-- start of Data supplied --

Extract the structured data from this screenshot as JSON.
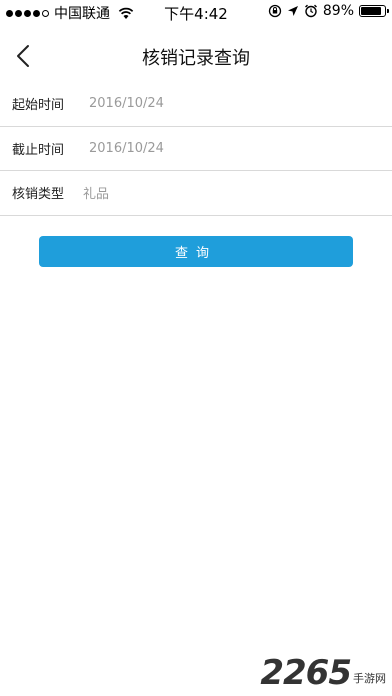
{
  "status_bar": {
    "carrier": "中国联通",
    "time": "下午4:42",
    "battery": "89%",
    "battery_level": 0.89
  },
  "nav": {
    "title": "核销记录查询"
  },
  "form": {
    "rows": [
      {
        "label": "起始时间",
        "value": "2016/10/24"
      },
      {
        "label": "截止时间",
        "value": "2016/10/24"
      },
      {
        "label": "核销类型",
        "value": "礼品"
      }
    ]
  },
  "actions": {
    "query_label": "查询"
  },
  "watermark": {
    "big": "2265",
    "small": "手游网"
  },
  "colors": {
    "primary": "#1f9edb",
    "divider": "#d9d9d9",
    "placeholder": "#9a9a9a"
  }
}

-- end of Data supplied --

Every entry should be returned exactly as written, minus the pictures.

Extract the structured data from this screenshot as JSON.
{
  "status_bar": {
    "carrier": "中国联通",
    "time": "下午4:42",
    "battery": "89%",
    "battery_level": 0.89
  },
  "nav": {
    "title": "核销记录查询"
  },
  "form": {
    "rows": [
      {
        "label": "起始时间",
        "value": "2016/10/24"
      },
      {
        "label": "截止时间",
        "value": "2016/10/24"
      },
      {
        "label": "核销类型",
        "value": "礼品"
      }
    ]
  },
  "actions": {
    "query_label": "查询"
  },
  "watermark": {
    "big": "2265",
    "small": "手游网"
  },
  "colors": {
    "primary": "#1f9edb",
    "divider": "#d9d9d9",
    "placeholder": "#9a9a9a"
  }
}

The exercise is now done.